[What is expected] Among the lines below, count those containing the word "users". Give the number only.

[Excerpt from a dataset]
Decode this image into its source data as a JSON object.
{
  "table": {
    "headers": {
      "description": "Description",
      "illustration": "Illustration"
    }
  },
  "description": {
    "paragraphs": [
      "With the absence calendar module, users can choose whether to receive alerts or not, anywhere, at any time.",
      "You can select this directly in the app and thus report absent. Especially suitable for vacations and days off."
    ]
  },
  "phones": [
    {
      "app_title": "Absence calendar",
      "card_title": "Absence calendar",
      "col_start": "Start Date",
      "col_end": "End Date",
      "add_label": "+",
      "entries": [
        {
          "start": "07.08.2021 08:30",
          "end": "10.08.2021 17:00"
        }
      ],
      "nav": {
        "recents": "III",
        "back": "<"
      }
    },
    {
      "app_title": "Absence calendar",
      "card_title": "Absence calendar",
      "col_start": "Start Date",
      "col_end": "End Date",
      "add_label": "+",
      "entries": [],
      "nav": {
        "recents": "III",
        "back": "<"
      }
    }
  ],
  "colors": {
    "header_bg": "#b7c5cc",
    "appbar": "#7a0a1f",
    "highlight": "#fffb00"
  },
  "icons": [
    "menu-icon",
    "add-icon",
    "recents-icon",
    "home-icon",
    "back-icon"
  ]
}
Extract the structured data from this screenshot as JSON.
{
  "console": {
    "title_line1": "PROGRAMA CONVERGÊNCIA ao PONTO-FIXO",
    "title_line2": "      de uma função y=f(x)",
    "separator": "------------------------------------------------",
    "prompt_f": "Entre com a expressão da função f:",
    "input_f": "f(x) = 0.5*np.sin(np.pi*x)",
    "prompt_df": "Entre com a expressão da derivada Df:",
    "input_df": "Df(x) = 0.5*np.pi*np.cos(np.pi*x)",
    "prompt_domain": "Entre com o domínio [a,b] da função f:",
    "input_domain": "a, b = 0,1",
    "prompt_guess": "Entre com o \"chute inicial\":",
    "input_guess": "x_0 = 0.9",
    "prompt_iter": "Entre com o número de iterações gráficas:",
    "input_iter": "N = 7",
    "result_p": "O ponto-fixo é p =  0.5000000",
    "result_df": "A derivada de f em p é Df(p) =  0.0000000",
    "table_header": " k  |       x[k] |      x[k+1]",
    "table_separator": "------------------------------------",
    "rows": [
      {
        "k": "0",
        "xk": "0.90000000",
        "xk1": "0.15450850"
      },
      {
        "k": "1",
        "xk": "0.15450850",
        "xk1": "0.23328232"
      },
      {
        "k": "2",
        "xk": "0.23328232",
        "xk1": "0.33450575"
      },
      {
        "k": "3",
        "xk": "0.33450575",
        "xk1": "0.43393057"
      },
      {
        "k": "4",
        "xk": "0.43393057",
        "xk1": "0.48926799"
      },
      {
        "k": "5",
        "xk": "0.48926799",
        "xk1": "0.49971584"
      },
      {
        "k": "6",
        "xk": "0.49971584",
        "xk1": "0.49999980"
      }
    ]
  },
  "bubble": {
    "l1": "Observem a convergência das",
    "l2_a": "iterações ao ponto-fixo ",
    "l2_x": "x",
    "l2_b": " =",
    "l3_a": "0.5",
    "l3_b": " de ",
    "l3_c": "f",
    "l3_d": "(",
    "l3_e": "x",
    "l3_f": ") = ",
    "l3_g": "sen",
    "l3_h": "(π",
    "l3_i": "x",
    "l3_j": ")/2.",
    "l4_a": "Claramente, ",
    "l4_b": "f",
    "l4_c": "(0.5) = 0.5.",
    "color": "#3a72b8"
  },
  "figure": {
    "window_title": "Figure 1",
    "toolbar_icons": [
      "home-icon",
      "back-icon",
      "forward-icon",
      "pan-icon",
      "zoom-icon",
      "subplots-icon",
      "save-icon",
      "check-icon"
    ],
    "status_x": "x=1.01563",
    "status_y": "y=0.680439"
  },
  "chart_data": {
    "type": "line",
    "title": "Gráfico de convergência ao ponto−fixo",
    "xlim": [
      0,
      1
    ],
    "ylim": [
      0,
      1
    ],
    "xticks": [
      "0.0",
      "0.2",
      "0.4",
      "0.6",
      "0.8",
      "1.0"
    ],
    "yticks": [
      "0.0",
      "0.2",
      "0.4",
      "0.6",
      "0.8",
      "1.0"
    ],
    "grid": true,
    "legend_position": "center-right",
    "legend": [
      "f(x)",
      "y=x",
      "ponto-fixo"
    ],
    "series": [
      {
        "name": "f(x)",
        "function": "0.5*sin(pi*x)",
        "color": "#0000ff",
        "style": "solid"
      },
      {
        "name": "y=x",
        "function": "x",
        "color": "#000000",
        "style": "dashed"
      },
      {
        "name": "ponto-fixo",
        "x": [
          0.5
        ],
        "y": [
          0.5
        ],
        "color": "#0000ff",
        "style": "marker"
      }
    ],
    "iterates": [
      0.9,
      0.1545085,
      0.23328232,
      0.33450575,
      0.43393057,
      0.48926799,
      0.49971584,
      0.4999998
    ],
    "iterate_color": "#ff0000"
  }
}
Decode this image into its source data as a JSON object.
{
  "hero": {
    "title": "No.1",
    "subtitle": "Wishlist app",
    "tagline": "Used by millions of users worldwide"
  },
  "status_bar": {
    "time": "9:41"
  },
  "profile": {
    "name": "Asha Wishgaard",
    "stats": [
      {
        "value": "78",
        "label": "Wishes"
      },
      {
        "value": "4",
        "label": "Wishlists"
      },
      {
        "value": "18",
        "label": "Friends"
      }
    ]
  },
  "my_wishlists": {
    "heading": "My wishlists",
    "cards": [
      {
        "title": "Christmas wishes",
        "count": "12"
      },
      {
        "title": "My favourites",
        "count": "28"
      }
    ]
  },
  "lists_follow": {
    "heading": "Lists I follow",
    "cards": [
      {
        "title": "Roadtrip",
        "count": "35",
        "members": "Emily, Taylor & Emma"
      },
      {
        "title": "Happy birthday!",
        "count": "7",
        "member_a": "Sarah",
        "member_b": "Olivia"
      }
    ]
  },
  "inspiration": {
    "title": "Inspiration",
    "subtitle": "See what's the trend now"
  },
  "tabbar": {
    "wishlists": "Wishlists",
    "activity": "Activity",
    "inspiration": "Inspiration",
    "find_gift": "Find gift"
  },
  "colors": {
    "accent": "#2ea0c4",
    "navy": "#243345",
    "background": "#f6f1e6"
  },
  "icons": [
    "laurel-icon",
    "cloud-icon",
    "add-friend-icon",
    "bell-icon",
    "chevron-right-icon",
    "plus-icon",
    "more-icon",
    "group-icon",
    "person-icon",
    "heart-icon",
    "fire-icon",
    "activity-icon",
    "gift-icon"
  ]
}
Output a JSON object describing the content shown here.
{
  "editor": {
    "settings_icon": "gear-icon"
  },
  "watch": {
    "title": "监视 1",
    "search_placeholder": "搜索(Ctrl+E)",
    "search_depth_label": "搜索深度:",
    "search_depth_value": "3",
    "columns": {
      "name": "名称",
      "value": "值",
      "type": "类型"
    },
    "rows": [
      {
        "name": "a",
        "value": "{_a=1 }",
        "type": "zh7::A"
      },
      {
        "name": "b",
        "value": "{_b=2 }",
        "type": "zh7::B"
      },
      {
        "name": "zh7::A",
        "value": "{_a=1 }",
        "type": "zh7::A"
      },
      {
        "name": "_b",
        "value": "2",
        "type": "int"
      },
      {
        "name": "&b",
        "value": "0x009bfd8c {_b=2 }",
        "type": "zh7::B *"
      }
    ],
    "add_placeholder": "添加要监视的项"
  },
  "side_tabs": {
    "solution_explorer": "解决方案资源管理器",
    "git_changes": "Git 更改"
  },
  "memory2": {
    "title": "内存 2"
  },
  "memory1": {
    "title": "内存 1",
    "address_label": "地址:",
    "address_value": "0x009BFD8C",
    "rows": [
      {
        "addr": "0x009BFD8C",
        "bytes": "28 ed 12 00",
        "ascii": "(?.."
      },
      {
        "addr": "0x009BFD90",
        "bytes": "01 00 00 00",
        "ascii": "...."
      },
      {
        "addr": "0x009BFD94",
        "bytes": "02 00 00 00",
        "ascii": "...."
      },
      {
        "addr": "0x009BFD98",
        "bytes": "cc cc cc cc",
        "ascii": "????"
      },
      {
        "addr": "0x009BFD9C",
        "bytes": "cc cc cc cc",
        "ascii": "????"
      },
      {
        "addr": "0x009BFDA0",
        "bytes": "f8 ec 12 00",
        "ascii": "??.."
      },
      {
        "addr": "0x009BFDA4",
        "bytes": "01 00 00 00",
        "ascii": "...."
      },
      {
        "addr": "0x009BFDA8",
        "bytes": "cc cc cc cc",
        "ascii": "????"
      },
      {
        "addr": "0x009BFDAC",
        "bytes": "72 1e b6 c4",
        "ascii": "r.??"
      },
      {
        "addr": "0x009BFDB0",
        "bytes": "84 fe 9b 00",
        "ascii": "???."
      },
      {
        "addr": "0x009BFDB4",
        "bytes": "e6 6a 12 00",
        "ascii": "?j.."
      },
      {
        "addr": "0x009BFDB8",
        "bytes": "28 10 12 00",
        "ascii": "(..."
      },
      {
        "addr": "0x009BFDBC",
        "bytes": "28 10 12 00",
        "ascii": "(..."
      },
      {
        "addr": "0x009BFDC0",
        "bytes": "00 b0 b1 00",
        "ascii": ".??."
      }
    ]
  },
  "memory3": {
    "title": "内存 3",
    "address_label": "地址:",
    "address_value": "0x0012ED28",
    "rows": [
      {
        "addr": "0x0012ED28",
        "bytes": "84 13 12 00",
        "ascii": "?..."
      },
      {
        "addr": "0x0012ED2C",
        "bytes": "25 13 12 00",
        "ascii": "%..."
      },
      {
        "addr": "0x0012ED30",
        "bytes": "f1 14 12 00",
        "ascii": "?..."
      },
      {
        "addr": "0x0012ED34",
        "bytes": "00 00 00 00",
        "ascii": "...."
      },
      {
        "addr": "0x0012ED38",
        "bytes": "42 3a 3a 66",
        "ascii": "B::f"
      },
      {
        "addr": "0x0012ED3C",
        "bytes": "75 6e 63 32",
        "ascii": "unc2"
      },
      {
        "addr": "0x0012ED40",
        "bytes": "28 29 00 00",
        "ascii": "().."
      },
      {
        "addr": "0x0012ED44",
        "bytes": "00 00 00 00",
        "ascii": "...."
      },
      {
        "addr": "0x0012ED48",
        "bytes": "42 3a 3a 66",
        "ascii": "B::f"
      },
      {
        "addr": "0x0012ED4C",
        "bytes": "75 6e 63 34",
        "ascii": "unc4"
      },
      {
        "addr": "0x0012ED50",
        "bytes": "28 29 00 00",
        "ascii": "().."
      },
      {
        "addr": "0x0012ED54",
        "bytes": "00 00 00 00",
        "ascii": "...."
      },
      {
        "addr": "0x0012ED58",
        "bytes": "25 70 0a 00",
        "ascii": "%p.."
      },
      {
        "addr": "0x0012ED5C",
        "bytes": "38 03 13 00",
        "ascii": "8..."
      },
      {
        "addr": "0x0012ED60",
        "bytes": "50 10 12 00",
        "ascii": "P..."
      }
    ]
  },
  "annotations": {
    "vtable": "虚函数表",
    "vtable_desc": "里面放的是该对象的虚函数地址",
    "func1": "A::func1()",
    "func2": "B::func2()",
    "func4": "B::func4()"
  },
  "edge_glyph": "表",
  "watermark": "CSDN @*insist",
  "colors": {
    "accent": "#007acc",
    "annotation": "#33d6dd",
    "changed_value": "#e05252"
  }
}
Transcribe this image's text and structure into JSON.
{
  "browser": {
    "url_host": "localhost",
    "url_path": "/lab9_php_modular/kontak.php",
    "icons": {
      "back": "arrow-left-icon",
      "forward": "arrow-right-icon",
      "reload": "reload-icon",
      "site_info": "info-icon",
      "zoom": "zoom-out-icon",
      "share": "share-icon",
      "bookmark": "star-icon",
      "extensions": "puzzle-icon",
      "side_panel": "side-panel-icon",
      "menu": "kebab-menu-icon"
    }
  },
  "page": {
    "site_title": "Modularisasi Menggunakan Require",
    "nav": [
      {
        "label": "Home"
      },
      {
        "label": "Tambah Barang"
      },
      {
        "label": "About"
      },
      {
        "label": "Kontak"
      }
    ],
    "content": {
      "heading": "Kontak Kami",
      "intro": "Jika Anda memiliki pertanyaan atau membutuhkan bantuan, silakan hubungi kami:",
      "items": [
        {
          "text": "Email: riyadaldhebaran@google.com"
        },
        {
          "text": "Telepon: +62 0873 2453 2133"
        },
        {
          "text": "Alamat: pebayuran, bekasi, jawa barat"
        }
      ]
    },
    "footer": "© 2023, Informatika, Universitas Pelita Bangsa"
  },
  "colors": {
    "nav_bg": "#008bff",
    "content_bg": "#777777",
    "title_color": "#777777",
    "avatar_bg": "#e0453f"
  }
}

[Response for this exercise] 2